DESCRIPTION OF THE TASK:
Show, in full, each line of the data that contains "được".

EXERCISE MATERIALS:
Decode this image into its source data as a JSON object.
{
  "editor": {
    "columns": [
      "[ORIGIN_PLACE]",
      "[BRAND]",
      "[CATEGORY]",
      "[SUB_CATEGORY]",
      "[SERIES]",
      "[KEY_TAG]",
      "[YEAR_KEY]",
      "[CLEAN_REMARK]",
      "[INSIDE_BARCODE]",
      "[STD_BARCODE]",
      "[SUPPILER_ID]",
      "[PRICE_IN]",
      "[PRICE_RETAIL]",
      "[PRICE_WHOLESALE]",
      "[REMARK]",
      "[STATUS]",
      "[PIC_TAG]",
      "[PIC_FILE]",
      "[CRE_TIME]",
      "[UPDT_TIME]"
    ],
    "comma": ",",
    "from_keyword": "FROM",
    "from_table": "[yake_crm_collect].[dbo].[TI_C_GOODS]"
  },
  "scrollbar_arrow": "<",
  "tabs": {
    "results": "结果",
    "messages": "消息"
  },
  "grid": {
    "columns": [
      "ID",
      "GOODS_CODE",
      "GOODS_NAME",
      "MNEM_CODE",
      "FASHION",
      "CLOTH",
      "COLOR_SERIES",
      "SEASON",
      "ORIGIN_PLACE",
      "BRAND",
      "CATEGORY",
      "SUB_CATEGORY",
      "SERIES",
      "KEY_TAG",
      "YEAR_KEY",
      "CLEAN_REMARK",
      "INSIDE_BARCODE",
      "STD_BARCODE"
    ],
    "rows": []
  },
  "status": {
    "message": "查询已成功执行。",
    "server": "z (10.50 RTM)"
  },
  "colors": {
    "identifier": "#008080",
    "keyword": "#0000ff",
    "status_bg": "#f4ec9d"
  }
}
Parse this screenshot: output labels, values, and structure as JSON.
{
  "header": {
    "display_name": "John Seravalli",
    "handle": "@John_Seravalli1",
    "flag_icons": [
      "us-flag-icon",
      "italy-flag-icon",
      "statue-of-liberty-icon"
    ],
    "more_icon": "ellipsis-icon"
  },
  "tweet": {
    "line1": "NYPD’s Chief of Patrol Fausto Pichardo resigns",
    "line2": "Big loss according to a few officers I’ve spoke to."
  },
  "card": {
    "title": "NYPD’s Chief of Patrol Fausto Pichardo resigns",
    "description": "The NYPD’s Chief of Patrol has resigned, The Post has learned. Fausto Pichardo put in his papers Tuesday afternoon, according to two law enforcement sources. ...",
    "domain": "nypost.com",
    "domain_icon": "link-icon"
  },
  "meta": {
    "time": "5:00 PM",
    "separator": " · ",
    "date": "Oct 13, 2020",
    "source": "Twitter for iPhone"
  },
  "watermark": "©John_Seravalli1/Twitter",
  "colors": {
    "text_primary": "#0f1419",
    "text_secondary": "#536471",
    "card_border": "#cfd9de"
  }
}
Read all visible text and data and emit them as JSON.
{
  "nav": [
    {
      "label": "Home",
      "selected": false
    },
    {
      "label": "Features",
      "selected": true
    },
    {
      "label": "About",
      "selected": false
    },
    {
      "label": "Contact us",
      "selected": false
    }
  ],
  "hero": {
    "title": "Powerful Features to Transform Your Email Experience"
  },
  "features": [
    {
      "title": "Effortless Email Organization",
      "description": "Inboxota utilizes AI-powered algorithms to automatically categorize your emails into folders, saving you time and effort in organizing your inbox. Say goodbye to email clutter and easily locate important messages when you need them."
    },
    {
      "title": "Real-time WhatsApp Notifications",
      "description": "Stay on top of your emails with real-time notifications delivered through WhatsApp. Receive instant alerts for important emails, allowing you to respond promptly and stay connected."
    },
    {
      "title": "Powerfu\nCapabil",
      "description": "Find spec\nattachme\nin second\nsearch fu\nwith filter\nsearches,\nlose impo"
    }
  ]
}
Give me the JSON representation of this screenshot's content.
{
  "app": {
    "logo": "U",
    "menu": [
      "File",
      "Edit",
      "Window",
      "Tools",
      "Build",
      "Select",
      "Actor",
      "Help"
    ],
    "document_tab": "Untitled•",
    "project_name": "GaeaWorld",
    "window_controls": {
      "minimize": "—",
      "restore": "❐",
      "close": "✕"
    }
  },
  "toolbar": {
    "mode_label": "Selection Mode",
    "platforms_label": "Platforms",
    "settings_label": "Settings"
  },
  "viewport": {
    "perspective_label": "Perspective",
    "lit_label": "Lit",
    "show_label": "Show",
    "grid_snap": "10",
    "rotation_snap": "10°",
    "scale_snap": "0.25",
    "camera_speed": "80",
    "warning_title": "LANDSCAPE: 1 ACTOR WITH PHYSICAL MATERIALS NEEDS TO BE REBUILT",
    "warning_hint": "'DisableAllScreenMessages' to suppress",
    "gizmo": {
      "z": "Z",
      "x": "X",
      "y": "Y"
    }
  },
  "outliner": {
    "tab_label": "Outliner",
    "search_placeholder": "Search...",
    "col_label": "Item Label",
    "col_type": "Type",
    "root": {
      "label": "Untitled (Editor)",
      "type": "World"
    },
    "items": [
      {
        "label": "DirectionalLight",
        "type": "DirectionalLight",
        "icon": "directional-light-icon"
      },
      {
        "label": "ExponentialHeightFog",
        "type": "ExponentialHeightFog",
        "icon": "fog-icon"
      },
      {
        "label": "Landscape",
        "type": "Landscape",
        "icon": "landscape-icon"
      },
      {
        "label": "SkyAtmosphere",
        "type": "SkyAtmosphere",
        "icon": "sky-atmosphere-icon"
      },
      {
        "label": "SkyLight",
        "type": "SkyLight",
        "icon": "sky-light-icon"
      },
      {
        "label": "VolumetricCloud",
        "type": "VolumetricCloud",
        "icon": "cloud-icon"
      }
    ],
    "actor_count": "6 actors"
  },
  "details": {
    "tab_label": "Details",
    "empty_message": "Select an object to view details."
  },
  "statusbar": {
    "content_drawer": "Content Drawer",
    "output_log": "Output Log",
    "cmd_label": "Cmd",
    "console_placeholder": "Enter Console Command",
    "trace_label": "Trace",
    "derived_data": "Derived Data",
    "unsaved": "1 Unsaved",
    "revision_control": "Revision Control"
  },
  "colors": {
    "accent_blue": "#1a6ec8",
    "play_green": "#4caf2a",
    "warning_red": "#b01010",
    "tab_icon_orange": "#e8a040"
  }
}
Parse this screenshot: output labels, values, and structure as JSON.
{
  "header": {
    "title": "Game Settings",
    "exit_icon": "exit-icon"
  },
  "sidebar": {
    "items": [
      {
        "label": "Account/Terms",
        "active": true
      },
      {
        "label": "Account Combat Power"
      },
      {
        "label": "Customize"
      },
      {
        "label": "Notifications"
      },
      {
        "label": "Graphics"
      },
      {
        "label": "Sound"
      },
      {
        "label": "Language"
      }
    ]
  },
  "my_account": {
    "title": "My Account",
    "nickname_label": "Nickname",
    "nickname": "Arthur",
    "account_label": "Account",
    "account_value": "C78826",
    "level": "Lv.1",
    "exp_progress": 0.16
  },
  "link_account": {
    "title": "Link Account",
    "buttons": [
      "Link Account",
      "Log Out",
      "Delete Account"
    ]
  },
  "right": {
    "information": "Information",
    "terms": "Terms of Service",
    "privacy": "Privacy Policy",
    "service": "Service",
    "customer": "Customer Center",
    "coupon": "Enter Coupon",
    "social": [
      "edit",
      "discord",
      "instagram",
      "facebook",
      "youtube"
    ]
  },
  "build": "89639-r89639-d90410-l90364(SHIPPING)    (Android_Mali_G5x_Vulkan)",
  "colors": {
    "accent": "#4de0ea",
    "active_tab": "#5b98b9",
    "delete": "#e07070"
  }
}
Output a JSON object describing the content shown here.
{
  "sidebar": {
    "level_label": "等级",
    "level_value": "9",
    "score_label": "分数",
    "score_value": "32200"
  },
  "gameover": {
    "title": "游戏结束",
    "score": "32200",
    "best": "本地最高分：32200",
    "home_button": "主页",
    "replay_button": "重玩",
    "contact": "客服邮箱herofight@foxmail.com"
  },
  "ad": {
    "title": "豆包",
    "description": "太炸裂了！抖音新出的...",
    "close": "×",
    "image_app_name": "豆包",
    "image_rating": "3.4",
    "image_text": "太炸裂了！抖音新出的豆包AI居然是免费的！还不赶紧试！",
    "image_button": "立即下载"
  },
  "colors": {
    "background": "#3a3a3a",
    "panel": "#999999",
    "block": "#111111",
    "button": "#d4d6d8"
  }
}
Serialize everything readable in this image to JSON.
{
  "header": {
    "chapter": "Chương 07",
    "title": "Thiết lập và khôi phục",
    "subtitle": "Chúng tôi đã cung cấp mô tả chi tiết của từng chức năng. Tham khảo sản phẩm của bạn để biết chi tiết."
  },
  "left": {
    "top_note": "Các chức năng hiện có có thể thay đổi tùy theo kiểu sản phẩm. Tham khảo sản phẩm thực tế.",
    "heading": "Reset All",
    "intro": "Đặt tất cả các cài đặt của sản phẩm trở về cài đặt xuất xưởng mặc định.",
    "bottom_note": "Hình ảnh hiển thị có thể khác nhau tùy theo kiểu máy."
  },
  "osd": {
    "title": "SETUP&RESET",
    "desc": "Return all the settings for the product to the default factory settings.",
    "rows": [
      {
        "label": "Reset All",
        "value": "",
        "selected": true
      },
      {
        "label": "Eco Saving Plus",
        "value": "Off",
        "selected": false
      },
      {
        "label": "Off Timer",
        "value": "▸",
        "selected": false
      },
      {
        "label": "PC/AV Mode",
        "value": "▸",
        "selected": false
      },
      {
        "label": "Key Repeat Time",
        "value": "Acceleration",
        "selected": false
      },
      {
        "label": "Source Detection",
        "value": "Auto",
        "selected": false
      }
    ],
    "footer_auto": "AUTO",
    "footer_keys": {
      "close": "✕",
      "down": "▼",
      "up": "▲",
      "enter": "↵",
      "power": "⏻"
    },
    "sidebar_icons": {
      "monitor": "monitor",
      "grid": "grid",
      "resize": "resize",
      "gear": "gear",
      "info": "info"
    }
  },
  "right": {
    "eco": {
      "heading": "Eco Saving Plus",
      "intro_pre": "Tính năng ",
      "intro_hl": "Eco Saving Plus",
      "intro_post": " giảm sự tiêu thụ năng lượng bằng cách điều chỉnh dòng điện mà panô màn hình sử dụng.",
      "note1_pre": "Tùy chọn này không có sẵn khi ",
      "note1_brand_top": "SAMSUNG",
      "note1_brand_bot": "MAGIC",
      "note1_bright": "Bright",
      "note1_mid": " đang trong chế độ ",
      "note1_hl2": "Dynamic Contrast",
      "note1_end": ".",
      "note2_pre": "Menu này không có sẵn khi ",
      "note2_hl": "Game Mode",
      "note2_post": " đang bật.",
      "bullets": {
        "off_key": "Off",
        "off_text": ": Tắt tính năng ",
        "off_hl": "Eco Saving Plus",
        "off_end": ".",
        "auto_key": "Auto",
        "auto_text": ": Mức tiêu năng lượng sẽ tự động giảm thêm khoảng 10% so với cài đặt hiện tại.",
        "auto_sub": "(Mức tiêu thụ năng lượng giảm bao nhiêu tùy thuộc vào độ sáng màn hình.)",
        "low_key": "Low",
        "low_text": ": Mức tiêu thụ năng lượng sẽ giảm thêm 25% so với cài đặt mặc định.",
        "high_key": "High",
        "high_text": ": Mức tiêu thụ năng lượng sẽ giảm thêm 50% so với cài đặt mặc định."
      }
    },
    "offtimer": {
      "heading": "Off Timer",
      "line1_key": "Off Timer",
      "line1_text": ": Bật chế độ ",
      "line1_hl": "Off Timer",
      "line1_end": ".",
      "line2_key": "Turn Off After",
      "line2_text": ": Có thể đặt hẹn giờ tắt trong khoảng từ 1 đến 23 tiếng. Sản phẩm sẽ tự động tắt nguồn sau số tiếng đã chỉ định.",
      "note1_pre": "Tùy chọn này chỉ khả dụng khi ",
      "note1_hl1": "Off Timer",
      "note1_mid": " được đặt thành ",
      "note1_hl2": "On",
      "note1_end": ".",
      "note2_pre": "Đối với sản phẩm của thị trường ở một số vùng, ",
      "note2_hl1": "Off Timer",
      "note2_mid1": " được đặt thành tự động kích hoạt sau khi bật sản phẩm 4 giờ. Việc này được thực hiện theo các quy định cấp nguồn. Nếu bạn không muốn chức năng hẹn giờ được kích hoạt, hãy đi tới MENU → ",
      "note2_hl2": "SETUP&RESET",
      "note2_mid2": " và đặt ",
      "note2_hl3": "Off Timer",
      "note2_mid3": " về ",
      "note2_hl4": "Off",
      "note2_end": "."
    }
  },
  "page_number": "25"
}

THE OUTPUT:
      "note1_mid": " được đặt thành ",
      "note2_mid1": " được đặt thành tự động kích hoạt sau khi bật sản phẩm 4 giờ. Việc này được thực hiện theo các quy định cấp nguồn. Nếu bạn không muốn chức năng hẹn giờ được kích hoạt, hãy đi tới MENU → ",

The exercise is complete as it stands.